(Rows from a data collection)
## Start

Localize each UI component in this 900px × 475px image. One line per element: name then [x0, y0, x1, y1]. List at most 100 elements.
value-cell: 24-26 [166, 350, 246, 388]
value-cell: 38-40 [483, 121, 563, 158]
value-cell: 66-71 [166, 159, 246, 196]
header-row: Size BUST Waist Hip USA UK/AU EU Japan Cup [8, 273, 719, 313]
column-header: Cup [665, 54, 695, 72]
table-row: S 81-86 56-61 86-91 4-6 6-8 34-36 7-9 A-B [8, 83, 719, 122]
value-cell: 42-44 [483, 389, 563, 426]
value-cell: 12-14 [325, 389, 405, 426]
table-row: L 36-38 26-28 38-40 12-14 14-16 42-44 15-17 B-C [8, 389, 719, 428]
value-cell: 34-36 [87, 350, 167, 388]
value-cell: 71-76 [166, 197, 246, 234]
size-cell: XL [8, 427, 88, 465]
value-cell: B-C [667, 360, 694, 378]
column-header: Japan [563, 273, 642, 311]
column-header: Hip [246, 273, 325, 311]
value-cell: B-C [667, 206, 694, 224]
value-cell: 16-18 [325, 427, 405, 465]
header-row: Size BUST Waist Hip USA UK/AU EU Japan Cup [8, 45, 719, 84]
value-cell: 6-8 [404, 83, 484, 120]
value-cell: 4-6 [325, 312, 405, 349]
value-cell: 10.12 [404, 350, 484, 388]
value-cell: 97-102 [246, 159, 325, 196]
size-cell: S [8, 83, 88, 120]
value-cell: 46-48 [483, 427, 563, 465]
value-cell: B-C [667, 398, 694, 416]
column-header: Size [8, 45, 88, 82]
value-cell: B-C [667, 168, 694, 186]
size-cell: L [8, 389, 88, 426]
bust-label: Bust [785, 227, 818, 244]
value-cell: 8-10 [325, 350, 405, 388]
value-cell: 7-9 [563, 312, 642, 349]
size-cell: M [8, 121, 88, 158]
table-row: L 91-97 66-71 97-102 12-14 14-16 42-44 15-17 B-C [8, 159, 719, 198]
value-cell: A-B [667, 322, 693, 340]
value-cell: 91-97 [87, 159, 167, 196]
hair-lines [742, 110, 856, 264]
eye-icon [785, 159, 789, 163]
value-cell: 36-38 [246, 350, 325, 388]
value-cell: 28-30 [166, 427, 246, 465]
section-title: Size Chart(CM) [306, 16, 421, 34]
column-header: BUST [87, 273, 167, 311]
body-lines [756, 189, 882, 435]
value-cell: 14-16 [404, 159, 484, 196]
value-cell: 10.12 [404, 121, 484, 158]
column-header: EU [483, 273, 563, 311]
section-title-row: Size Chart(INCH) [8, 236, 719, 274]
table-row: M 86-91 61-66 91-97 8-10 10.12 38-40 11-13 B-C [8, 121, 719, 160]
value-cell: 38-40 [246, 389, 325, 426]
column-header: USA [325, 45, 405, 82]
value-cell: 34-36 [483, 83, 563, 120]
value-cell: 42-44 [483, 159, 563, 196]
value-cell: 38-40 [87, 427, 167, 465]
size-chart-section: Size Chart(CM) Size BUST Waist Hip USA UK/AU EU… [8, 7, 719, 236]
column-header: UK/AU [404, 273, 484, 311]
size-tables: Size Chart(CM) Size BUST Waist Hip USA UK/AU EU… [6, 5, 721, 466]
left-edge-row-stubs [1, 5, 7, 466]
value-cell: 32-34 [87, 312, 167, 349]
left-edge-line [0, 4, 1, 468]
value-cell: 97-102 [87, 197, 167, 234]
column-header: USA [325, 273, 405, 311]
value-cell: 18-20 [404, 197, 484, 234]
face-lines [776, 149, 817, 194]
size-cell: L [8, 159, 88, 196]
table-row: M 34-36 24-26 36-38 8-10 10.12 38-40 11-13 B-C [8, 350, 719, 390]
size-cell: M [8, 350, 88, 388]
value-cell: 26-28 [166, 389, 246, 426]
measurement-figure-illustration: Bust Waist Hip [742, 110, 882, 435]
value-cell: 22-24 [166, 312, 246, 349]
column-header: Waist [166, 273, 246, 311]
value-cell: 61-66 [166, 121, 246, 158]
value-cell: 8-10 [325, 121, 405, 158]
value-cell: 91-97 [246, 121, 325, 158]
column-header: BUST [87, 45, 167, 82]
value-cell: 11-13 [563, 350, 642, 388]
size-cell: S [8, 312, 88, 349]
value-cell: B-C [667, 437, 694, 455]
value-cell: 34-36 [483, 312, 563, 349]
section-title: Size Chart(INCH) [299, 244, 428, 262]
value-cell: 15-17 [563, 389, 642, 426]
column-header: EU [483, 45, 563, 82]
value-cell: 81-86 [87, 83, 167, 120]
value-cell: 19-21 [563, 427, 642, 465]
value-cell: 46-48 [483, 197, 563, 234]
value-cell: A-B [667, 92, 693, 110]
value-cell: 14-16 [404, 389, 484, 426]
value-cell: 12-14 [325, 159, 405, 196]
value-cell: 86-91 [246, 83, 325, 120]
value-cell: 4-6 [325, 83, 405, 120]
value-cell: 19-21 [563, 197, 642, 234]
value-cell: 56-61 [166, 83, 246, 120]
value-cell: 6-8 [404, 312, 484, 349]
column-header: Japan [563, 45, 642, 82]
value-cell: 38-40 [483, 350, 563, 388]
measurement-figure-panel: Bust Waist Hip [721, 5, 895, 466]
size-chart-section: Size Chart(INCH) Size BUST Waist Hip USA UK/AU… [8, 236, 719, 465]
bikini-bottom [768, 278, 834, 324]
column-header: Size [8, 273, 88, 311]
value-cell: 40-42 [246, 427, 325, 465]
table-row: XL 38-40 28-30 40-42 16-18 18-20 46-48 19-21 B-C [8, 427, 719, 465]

## End

What you should do: Rewrite the lines of every row above, renaming "value-cell" to "data-cell" wherever it occurs and leaving everything else unchanged.

Response to the exercise:
Localize each UI component in this 900px × 475px image. One line per element: name then [x0, y0, x1, y1]. List at most 100 elements.
data-cell: 24-26 [166, 350, 246, 388]
data-cell: 38-40 [483, 121, 563, 158]
data-cell: 66-71 [166, 159, 246, 196]
header-row: Size BUST Waist Hip USA UK/AU EU Japan Cup [8, 273, 719, 313]
column-header: Cup [665, 54, 695, 72]
table-row: S 81-86 56-61 86-91 4-6 6-8 34-36 7-9 A-B [8, 83, 719, 122]
data-cell: 42-44 [483, 389, 563, 426]
data-cell: 12-14 [325, 389, 405, 426]
table-row: L 36-38 26-28 38-40 12-14 14-16 42-44 15-17 B-C [8, 389, 719, 428]
data-cell: 34-36 [87, 350, 167, 388]
data-cell: 71-76 [166, 197, 246, 234]
size-cell: XL [8, 427, 88, 465]
data-cell: B-C [667, 360, 694, 378]
column-header: Japan [563, 273, 642, 311]
column-header: Hip [246, 273, 325, 311]
data-cell: B-C [667, 206, 694, 224]
data-cell: 16-18 [325, 427, 405, 465]
header-row: Size BUST Waist Hip USA UK/AU EU Japan Cup [8, 45, 719, 84]
data-cell: 6-8 [404, 83, 484, 120]
data-cell: 4-6 [325, 312, 405, 349]
data-cell: 10.12 [404, 350, 484, 388]
data-cell: 97-102 [246, 159, 325, 196]
size-cell: S [8, 83, 88, 120]
data-cell: 46-48 [483, 427, 563, 465]
data-cell: B-C [667, 398, 694, 416]
column-header: Size [8, 45, 88, 82]
data-cell: B-C [667, 168, 694, 186]
size-cell: L [8, 389, 88, 426]
bust-label: Bust [785, 227, 818, 244]
data-cell: 8-10 [325, 350, 405, 388]
data-cell: 7-9 [563, 312, 642, 349]
size-cell: M [8, 121, 88, 158]
table-row: L 91-97 66-71 97-102 12-14 14-16 42-44 15-17 B-C [8, 159, 719, 198]
data-cell: A-B [667, 322, 693, 340]
data-cell: 91-97 [87, 159, 167, 196]
hair-lines [742, 110, 856, 264]
eye-icon [785, 159, 789, 163]
data-cell: 36-38 [246, 350, 325, 388]
data-cell: 28-30 [166, 427, 246, 465]
section-title: Size Chart(CM) [306, 16, 421, 34]
column-header: BUST [87, 273, 167, 311]
body-lines [756, 189, 882, 435]
data-cell: 14-16 [404, 159, 484, 196]
data-cell: 10.12 [404, 121, 484, 158]
column-header: EU [483, 273, 563, 311]
section-title-row: Size Chart(INCH) [8, 236, 719, 274]
table-row: M 86-91 61-66 91-97 8-10 10.12 38-40 11-13 B-C [8, 121, 719, 160]
data-cell: 38-40 [246, 389, 325, 426]
column-header: USA [325, 45, 405, 82]
data-cell: 34-36 [483, 83, 563, 120]
data-cell: 42-44 [483, 159, 563, 196]
data-cell: 38-40 [87, 427, 167, 465]
size-chart-section: Size Chart(CM) Size BUST Waist Hip USA UK/AU EU… [8, 7, 719, 236]
column-header: UK/AU [404, 273, 484, 311]
size-tables: Size Chart(CM) Size BUST Waist Hip USA UK/AU EU… [6, 5, 721, 466]
left-edge-row-stubs [1, 5, 7, 466]
data-cell: 32-34 [87, 312, 167, 349]
left-edge-line [0, 4, 1, 468]
data-cell: 97-102 [87, 197, 167, 234]
column-header: USA [325, 273, 405, 311]
data-cell: 18-20 [404, 197, 484, 234]
face-lines [776, 149, 817, 194]
size-cell: L [8, 159, 88, 196]
table-row: M 34-36 24-26 36-38 8-10 10.12 38-40 11-13 B-C [8, 350, 719, 390]
size-cell: M [8, 350, 88, 388]
data-cell: 26-28 [166, 389, 246, 426]
measurement-figure-illustration: Bust Waist Hip [742, 110, 882, 435]
data-cell: 22-24 [166, 312, 246, 349]
column-header: Waist [166, 273, 246, 311]
data-cell: 61-66 [166, 121, 246, 158]
data-cell: 8-10 [325, 121, 405, 158]
data-cell: 91-97 [246, 121, 325, 158]
column-header: BUST [87, 45, 167, 82]
data-cell: 11-13 [563, 350, 642, 388]
size-cell: S [8, 312, 88, 349]
data-cell: B-C [667, 437, 694, 455]
data-cell: 34-36 [483, 312, 563, 349]
section-title: Size Chart(INCH) [299, 244, 428, 262]
data-cell: 15-17 [563, 389, 642, 426]
column-header: EU [483, 45, 563, 82]
data-cell: 81-86 [87, 83, 167, 120]
data-cell: 19-21 [563, 427, 642, 465]
data-cell: 46-48 [483, 197, 563, 234]
data-cell: A-B [667, 92, 693, 110]
data-cell: 14-16 [404, 389, 484, 426]
data-cell: 12-14 [325, 159, 405, 196]
data-cell: 86-91 [246, 83, 325, 120]
data-cell: 4-6 [325, 83, 405, 120]
data-cell: 19-21 [563, 197, 642, 234]
data-cell: 56-61 [166, 83, 246, 120]
data-cell: 6-8 [404, 312, 484, 349]
column-header: Japan [563, 45, 642, 82]
data-cell: 38-40 [483, 350, 563, 388]
measurement-figure-panel: Bust Waist Hip [721, 5, 895, 466]
size-chart-section: Size Chart(INCH) Size BUST Waist Hip USA UK/AU… [8, 236, 719, 465]
bikini-bottom [768, 278, 834, 324]
column-header: Size [8, 273, 88, 311]
data-cell: 40-42 [246, 427, 325, 465]
table-row: XL 38-40 28-30 40-42 16-18 18-20 46-48 19-21 B-C [8, 427, 719, 465]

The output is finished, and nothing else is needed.